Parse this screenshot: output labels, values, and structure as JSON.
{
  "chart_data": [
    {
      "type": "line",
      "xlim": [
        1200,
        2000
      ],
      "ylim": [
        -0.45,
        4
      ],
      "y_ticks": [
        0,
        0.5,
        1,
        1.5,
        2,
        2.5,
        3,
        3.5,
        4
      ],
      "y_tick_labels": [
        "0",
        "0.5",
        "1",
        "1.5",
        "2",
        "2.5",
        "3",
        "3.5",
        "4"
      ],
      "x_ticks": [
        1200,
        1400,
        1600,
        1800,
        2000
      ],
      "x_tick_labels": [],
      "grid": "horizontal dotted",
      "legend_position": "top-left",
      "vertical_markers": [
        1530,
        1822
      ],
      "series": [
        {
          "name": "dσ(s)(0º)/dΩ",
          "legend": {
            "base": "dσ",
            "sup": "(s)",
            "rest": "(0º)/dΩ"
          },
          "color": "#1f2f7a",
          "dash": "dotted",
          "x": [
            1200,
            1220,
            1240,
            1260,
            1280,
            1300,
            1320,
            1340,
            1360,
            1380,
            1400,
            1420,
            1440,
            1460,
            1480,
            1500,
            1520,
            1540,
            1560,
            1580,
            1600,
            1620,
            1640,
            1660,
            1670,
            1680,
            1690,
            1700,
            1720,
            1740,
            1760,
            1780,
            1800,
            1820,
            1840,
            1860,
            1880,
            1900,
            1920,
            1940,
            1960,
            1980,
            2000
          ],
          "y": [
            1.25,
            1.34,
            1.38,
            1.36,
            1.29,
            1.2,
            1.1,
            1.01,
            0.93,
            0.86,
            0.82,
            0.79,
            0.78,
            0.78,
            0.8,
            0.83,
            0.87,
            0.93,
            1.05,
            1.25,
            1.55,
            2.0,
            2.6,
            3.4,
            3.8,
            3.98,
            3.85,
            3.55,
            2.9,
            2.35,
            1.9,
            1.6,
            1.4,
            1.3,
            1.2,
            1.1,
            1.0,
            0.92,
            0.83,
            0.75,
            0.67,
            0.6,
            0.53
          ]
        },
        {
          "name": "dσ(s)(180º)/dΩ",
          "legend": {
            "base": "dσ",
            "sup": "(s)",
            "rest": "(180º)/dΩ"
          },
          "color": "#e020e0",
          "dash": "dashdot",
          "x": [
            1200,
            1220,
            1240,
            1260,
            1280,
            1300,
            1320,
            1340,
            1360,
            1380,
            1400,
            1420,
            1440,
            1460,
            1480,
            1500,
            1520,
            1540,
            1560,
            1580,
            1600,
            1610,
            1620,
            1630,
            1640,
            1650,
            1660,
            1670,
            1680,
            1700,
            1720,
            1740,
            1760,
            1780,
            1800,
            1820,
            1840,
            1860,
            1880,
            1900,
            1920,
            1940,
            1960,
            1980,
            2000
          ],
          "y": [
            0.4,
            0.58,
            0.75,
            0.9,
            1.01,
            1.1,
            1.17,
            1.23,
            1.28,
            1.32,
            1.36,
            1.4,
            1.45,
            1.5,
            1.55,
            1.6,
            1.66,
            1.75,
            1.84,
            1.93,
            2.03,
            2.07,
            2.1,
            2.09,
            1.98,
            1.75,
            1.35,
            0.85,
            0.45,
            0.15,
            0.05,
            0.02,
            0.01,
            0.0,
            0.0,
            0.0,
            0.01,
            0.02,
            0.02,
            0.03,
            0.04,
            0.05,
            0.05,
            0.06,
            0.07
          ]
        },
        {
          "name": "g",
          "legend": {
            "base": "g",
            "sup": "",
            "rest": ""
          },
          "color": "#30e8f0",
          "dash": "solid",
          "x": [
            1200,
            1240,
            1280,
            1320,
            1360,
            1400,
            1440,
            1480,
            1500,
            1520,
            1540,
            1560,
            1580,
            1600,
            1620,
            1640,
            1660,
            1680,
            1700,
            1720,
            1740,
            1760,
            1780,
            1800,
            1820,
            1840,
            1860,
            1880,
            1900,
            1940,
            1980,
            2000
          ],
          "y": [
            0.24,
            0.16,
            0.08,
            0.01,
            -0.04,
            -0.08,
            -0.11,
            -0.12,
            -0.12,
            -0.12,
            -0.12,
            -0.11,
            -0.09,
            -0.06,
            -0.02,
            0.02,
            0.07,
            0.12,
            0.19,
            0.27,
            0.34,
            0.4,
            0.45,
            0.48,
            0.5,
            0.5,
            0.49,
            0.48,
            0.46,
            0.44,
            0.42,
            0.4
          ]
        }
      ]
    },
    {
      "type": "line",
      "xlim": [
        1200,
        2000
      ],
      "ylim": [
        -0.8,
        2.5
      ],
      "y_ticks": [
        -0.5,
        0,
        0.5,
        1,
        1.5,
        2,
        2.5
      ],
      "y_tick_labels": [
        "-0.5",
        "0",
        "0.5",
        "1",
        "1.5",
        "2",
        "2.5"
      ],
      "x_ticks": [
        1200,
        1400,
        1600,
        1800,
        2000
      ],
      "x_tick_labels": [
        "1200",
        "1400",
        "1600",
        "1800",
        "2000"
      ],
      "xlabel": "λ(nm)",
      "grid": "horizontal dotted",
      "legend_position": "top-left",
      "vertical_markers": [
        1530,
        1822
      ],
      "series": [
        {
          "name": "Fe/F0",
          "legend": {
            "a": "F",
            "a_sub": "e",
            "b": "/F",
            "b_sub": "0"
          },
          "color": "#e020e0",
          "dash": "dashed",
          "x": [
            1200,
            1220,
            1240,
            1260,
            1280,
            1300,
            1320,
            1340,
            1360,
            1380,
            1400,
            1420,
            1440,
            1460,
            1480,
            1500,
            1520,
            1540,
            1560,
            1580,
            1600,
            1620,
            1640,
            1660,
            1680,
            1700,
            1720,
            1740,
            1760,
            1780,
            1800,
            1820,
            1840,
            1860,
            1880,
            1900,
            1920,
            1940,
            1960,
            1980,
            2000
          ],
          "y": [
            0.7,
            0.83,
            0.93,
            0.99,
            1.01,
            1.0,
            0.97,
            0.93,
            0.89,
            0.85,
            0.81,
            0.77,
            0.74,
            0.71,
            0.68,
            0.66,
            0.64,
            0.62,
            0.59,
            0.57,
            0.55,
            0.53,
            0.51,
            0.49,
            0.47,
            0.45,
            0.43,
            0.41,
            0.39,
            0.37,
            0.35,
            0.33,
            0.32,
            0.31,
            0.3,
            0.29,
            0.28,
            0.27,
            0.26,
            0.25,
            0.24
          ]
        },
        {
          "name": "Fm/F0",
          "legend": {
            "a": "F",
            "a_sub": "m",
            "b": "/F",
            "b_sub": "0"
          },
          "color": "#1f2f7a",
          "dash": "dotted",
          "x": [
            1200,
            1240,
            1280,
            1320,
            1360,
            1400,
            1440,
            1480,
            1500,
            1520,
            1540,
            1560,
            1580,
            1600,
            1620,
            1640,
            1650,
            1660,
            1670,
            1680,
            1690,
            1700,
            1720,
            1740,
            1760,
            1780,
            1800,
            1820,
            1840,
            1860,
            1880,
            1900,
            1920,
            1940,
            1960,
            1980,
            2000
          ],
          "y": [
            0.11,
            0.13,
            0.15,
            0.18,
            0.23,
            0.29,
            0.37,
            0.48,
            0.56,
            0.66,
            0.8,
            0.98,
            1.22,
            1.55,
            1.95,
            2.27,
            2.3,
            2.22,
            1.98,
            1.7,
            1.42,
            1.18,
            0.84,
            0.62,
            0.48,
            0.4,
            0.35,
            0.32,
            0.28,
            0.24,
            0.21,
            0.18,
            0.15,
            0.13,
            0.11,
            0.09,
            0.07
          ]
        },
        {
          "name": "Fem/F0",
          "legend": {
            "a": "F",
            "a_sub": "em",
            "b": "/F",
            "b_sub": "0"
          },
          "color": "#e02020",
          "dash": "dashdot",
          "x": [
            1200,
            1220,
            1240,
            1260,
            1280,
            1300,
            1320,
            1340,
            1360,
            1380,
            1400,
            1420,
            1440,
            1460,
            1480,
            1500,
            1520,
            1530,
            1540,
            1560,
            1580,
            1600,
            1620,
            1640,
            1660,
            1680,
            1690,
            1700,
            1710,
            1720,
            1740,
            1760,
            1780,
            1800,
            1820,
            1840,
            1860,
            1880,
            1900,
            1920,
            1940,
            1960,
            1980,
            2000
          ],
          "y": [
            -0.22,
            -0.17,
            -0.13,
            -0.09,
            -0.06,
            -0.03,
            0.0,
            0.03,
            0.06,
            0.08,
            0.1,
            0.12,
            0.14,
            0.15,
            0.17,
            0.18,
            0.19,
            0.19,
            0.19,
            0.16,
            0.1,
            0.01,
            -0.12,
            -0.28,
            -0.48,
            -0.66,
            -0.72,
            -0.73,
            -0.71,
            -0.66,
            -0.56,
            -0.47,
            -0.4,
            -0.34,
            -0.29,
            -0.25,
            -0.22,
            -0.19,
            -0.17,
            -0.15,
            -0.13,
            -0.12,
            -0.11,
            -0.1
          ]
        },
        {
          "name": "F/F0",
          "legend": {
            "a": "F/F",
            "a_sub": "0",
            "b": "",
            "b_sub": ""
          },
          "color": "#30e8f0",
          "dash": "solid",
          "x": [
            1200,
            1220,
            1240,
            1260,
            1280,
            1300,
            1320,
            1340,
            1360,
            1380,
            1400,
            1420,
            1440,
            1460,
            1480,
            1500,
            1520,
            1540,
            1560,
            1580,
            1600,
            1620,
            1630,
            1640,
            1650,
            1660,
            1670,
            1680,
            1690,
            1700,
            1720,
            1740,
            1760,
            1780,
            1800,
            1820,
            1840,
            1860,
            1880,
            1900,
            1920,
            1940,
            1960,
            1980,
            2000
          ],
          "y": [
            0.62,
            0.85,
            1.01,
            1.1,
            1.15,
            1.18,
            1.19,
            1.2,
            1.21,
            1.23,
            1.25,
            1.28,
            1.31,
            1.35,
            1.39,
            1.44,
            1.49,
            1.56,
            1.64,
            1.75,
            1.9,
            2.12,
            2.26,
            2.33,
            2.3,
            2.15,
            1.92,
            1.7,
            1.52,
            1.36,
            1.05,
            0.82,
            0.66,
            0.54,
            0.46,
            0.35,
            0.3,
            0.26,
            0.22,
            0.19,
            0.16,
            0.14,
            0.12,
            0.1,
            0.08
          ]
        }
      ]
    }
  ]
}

_STATED EXERCISE:_ Tally up the lines holding the word "name" in the data above, and answer with that figure only.

_THE SOLUTION:_ 7